Records:

******************************

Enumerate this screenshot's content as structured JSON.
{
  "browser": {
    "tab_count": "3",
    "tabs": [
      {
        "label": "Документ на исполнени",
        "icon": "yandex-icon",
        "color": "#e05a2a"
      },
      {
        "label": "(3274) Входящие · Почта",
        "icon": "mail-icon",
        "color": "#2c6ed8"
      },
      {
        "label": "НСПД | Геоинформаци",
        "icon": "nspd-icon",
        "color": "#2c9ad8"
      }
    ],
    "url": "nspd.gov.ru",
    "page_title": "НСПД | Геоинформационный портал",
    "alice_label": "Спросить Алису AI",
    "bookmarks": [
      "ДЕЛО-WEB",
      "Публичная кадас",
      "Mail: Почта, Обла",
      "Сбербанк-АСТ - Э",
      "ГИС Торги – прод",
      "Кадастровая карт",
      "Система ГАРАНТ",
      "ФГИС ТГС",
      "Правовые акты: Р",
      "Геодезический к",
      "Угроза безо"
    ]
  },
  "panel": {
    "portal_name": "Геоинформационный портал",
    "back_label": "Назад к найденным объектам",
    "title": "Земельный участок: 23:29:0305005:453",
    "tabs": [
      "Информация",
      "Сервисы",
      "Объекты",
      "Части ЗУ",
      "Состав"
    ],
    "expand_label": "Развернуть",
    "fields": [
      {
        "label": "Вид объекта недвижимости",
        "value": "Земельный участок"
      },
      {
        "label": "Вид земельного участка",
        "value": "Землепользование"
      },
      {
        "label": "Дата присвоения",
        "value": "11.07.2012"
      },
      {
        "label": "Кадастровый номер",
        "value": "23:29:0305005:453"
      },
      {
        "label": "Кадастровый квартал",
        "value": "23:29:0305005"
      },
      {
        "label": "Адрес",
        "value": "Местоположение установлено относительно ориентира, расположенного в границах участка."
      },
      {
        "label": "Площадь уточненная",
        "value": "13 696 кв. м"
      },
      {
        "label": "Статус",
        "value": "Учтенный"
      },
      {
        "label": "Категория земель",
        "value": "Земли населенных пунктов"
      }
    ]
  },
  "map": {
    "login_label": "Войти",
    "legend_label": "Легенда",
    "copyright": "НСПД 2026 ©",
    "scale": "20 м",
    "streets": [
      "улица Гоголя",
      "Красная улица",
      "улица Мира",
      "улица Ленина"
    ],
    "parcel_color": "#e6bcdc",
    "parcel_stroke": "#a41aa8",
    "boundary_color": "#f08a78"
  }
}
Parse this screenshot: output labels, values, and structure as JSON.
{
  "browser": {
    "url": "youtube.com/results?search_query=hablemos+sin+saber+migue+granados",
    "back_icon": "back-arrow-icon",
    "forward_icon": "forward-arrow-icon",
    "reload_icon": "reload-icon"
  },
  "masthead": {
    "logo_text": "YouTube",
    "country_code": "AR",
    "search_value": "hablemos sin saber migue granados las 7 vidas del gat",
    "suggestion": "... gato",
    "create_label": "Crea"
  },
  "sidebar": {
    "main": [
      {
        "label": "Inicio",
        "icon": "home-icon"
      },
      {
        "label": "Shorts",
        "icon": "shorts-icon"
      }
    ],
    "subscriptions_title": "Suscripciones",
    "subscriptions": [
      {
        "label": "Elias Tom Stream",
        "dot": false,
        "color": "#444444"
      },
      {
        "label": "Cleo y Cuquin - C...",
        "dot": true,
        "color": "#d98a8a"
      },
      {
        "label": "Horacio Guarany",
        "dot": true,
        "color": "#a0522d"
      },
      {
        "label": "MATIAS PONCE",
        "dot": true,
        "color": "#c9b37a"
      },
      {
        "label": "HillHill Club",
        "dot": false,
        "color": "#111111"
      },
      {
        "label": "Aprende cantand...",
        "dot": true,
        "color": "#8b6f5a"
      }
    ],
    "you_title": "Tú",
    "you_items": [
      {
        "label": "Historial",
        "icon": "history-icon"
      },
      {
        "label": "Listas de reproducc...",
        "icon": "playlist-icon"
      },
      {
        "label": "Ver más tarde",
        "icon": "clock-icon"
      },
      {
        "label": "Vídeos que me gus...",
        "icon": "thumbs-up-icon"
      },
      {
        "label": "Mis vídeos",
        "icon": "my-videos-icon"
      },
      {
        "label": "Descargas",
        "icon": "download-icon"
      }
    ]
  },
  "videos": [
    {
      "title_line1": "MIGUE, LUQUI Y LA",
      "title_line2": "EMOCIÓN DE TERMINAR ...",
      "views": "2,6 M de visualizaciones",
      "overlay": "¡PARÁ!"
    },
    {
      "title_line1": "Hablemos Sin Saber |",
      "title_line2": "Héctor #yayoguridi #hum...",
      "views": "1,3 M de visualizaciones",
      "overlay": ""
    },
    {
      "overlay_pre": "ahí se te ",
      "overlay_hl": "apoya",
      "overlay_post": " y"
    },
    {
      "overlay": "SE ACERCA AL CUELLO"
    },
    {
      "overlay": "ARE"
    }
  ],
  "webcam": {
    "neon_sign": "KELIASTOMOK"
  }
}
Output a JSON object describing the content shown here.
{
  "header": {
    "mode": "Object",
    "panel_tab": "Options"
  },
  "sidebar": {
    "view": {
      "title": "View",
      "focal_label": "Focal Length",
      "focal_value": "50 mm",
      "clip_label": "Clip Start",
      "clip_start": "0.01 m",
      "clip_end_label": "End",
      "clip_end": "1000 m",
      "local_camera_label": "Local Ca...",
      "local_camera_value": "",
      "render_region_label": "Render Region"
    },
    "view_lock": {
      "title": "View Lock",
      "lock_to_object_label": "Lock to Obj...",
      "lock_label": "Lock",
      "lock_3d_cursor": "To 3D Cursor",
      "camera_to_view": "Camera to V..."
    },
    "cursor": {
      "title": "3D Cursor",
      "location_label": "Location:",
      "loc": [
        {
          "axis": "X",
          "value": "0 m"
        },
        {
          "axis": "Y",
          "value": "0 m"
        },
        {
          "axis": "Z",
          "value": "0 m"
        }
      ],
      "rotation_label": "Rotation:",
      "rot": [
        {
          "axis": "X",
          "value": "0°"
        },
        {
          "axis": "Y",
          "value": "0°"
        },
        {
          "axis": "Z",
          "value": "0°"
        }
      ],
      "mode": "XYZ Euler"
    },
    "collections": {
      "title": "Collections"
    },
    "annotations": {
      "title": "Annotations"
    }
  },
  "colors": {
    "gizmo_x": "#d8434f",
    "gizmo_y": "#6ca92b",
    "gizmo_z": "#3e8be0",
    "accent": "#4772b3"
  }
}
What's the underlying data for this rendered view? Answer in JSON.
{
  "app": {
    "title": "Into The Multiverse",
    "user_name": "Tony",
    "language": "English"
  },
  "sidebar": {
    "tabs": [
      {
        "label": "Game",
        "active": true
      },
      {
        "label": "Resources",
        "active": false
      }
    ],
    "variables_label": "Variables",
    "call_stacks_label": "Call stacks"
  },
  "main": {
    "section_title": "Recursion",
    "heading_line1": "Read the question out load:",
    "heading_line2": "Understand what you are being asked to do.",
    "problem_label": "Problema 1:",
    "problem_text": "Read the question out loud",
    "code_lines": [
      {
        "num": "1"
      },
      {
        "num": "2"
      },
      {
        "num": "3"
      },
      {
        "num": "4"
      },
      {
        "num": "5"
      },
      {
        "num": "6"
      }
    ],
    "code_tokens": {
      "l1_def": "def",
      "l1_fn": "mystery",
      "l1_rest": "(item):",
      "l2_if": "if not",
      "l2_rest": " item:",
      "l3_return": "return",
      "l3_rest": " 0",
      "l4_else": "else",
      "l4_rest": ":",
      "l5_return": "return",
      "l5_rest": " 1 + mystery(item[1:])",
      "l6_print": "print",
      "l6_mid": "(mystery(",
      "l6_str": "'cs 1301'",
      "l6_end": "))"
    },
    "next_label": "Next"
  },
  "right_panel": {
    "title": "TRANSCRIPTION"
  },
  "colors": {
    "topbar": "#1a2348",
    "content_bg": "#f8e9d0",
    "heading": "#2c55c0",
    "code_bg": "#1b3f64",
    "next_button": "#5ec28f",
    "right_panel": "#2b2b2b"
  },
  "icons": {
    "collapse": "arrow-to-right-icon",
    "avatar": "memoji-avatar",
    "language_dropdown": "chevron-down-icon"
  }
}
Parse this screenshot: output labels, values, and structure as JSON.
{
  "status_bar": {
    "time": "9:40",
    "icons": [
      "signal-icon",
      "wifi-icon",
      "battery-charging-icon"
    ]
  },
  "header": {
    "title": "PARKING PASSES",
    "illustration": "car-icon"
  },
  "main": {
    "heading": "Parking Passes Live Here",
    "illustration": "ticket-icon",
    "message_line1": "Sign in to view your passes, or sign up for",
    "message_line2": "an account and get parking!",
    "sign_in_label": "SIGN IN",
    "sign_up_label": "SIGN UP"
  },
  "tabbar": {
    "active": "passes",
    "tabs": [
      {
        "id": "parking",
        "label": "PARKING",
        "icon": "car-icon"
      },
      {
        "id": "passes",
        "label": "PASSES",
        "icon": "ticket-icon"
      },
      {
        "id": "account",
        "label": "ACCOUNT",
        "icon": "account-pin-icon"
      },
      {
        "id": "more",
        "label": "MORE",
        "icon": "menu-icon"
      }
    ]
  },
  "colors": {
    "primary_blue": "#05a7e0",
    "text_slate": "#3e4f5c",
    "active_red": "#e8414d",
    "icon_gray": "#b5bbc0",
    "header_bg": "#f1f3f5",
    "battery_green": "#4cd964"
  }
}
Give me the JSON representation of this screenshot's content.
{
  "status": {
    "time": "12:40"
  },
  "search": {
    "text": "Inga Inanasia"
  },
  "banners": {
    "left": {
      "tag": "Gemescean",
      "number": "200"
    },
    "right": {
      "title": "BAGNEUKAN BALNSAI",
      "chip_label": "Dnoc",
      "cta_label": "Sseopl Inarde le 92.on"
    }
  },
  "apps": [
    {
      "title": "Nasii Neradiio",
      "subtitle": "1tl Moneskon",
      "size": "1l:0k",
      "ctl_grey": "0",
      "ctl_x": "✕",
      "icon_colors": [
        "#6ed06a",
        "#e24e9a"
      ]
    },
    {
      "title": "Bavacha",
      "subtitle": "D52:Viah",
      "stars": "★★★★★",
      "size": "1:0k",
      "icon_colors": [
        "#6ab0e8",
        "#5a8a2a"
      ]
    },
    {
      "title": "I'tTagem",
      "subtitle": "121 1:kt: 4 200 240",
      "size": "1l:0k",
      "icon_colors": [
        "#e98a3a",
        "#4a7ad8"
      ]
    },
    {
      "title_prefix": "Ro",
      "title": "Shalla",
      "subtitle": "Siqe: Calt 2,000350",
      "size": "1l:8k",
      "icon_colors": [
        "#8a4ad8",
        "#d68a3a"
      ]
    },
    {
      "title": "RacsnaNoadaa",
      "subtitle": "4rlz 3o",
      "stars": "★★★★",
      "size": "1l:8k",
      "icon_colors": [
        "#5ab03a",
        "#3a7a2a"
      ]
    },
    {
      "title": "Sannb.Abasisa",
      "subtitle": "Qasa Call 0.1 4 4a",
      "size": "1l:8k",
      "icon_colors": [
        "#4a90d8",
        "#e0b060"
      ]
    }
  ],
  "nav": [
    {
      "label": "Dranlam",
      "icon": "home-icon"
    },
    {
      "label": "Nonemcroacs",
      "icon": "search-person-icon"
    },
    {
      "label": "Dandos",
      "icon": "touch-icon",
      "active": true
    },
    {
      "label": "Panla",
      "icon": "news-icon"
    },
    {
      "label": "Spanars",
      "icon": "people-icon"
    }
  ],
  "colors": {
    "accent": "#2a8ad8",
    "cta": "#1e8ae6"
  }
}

******************************

▶ Given request
Copy every line in the records above that contains the word "Геоинформационный".

▶ The solution
    "page_title": "НСПД | Геоинформационный портал",
    "portal_name": "Геоинформационный портал",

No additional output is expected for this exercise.